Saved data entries

+ + + + +

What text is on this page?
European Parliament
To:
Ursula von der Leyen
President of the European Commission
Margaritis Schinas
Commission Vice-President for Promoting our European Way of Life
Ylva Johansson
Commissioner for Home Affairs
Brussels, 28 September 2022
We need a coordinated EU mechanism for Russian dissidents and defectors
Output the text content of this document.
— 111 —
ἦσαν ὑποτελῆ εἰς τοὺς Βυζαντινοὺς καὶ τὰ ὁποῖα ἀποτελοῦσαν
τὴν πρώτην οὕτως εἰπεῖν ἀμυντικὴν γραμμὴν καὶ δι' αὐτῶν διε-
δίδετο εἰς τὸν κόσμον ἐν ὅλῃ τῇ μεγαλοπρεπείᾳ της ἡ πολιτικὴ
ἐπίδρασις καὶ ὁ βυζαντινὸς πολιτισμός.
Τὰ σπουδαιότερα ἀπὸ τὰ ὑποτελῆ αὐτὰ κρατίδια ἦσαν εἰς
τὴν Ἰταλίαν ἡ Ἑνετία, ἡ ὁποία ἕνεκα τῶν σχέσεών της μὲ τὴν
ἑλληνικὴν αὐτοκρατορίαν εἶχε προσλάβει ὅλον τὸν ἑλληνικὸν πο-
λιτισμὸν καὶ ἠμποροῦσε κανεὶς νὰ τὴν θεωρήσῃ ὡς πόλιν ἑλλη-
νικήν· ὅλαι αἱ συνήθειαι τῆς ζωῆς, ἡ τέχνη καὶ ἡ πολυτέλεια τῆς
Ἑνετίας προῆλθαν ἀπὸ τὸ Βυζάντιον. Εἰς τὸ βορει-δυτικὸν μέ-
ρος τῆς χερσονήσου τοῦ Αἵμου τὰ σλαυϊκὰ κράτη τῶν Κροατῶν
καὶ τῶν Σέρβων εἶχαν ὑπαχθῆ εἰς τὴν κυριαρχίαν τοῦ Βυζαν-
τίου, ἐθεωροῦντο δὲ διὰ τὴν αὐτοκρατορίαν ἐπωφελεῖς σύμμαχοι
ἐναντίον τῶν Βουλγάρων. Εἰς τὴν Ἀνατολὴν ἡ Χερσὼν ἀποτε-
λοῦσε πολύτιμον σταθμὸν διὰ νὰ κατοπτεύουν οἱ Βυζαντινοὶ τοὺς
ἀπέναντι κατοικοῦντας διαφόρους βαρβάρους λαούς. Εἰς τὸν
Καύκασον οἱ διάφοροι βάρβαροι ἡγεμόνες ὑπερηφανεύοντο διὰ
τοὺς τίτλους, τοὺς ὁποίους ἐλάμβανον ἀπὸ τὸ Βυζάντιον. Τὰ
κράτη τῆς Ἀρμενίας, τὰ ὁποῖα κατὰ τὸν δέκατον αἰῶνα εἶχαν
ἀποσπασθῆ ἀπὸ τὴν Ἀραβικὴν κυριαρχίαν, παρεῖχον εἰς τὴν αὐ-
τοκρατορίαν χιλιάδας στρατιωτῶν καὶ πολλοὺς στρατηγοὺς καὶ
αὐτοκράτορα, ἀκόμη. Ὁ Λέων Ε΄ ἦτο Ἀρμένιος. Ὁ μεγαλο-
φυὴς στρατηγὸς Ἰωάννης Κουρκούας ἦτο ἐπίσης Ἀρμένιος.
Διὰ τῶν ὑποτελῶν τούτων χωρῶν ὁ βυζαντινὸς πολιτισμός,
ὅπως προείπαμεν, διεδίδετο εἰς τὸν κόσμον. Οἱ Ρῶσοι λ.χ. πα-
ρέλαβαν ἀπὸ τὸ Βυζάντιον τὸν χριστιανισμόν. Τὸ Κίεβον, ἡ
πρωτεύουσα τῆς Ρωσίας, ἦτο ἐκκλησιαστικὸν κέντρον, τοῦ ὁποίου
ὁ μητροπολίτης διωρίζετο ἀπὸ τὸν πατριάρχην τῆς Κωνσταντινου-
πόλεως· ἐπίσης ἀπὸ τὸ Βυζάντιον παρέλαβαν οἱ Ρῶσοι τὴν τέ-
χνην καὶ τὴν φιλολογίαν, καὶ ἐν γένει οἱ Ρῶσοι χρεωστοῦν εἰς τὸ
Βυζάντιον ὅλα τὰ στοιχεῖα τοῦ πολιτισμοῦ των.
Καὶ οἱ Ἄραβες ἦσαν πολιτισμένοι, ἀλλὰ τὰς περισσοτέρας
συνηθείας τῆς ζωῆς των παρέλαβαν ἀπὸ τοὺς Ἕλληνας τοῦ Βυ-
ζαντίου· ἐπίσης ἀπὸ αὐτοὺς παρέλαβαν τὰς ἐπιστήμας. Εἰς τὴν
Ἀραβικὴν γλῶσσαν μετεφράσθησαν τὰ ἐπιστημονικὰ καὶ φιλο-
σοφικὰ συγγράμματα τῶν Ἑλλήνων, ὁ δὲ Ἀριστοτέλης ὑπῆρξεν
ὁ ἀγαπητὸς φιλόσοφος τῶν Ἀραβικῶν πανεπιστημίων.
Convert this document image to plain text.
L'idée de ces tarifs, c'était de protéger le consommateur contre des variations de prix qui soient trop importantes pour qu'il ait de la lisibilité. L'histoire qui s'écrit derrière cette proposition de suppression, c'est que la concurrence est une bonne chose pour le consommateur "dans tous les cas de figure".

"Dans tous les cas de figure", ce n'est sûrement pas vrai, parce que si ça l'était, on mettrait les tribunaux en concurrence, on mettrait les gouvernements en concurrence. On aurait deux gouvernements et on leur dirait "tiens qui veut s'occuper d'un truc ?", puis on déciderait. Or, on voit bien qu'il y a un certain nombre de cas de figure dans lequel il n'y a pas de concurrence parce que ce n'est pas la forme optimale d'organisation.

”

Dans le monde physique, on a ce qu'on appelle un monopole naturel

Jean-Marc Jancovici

+ + + + +

Work to be completed:
Restate the records, all of them, precisely as written.

Reply to the task:
What text is on this page?
European Parliament
To:
Ursula von der Leyen
President of the European Commission
Margaritis Schinas
Commission Vice-President for Promoting our European Way of Life
Ylva Johansson
Commissioner for Home Affairs
Brussels, 28 September 2022
We need a coordinated EU mechanism for Russian dissidents and defectors
Output the text content of this document.
— 111 —
ἦσαν ὑποτελῆ εἰς τοὺς Βυζαντινοὺς καὶ τὰ ὁποῖα ἀποτελοῦσαν
τὴν πρώτην οὕτως εἰπεῖν ἀμυντικὴν γραμμὴν καὶ δι' αὐτῶν διε-
δίδετο εἰς τὸν κόσμον ἐν ὅλῃ τῇ μεγαλοπρεπείᾳ της ἡ πολιτικὴ
ἐπίδρασις καὶ ὁ βυζαντινὸς πολιτισμός.
Τὰ σπουδαιότερα ἀπὸ τὰ ὑποτελῆ αὐτὰ κρατίδια ἦσαν εἰς
τὴν Ἰταλίαν ἡ Ἑνετία, ἡ ὁποία ἕνεκα τῶν σχέσεών της μὲ τὴν
ἑλληνικὴν αὐτοκρατορίαν εἶχε προσλάβει ὅλον τὸν ἑλληνικὸν πο-
λιτισμὸν καὶ ἠμποροῦσε κανεὶς νὰ τὴν θεωρήσῃ ὡς πόλιν ἑλλη-
νικήν· ὅλαι αἱ συνήθειαι τῆς ζωῆς, ἡ τέχνη καὶ ἡ πολυτέλεια τῆς
Ἑνετίας προῆλθαν ἀπὸ τὸ Βυζάντιον. Εἰς τὸ βορει-δυτικὸν μέ-
ρος τῆς χερσονήσου τοῦ Αἵμου τὰ σλαυϊκὰ κράτη τῶν Κροατῶν
καὶ τῶν Σέρβων εἶχαν ὑπαχθῆ εἰς τὴν κυριαρχίαν τοῦ Βυζαν-
τίου, ἐθεωροῦντο δὲ διὰ τὴν αὐτοκρατορίαν ἐπωφελεῖς σύμμαχοι
ἐναντίον τῶν Βουλγάρων. Εἰς τὴν Ἀνατολὴν ἡ Χερσὼν ἀποτε-
λοῦσε πολύτιμον σταθμὸν διὰ νὰ κατοπτεύουν οἱ Βυζαντινοὶ τοὺς
ἀπέναντι κατοικοῦντας διαφόρους βαρβάρους λαούς. Εἰς τὸν
Καύκασον οἱ διάφοροι βάρβαροι ἡγεμόνες ὑπερηφανεύοντο διὰ
τοὺς τίτλους, τοὺς ὁποίους ἐλάμβανον ἀπὸ τὸ Βυζάντιον. Τὰ
κράτη τῆς Ἀρμενίας, τὰ ὁποῖα κατὰ τὸν δέκατον αἰῶνα εἶχαν
ἀποσπασθῆ ἀπὸ τὴν Ἀραβικὴν κυριαρχίαν, παρεῖχον εἰς τὴν αὐ-
τοκρατορίαν χιλιάδας στρατιωτῶν καὶ πολλοὺς στρατηγοὺς καὶ
αὐτοκράτορα, ἀκόμη. Ὁ Λέων Ε΄ ἦτο Ἀρμένιος. Ὁ μεγαλο-
φυὴς στρατηγὸς Ἰωάννης Κουρκούας ἦτο ἐπίσης Ἀρμένιος.
Διὰ τῶν ὑποτελῶν τούτων χωρῶν ὁ βυζαντινὸς πολιτισμός,
ὅπως προείπαμεν, διεδίδετο εἰς τὸν κόσμον. Οἱ Ρῶσοι λ.χ. πα-
ρέλαβαν ἀπὸ τὸ Βυζάντιον τὸν χριστιανισμόν. Τὸ Κίεβον, ἡ
πρωτεύουσα τῆς Ρωσίας, ἦτο ἐκκλησιαστικὸν κέντρον, τοῦ ὁποίου
ὁ μητροπολίτης διωρίζετο ἀπὸ τὸν πατριάρχην τῆς Κωνσταντινου-
πόλεως· ἐπίσης ἀπὸ τὸ Βυζάντιον παρέλαβαν οἱ Ρῶσοι τὴν τέ-
χνην καὶ τὴν φιλολογίαν, καὶ ἐν γένει οἱ Ρῶσοι χρεωστοῦν εἰς τὸ
Βυζάντιον ὅλα τὰ στοιχεῖα τοῦ πολιτισμοῦ των.
Καὶ οἱ Ἄραβες ἦσαν πολιτισμένοι, ἀλλὰ τὰς περισσοτέρας
συνηθείας τῆς ζωῆς των παρέλαβαν ἀπὸ τοὺς Ἕλληνας τοῦ Βυ-
ζαντίου· ἐπίσης ἀπὸ αὐτοὺς παρέλαβαν τὰς ἐπιστήμας. Εἰς τὴν
Ἀραβικὴν γλῶσσαν μετεφράσθησαν τὰ ἐπιστημονικὰ καὶ φιλο-
σοφικὰ συγγράμματα τῶν Ἑλλήνων, ὁ δὲ Ἀριστοτέλης ὑπῆρξεν
ὁ ἀγαπητὸς φιλόσοφος τῶν Ἀραβικῶν πανεπιστημίων.
Convert this document image to plain text.
L'idée de ces tarifs, c'était de protéger le consommateur contre des variations de prix qui soient trop importantes pour qu'il ait de la lisibilité. L'histoire qui s'écrit derrière cette proposition de suppression, c'est que la concurrence est une bonne chose pour le consommateur "dans tous les cas de figure".

"Dans tous les cas de figure", ce n'est sûrement pas vrai, parce que si ça l'était, on mettrait les tribunaux en concurrence, on mettrait les gouvernements en concurrence. On aurait deux gouvernements et on leur dirait "tiens qui veut s'occuper d'un truc ?", puis on déciderait. Or, on voit bien qu'il y a un certain nombre de cas de figure dans lequel il n'y a pas de concurrence parce que ce n'est pas la forme optimale d'organisation.

”

Dans le monde physique, on a ce qu'on appelle un monopole naturel

Jean-Marc Jancovici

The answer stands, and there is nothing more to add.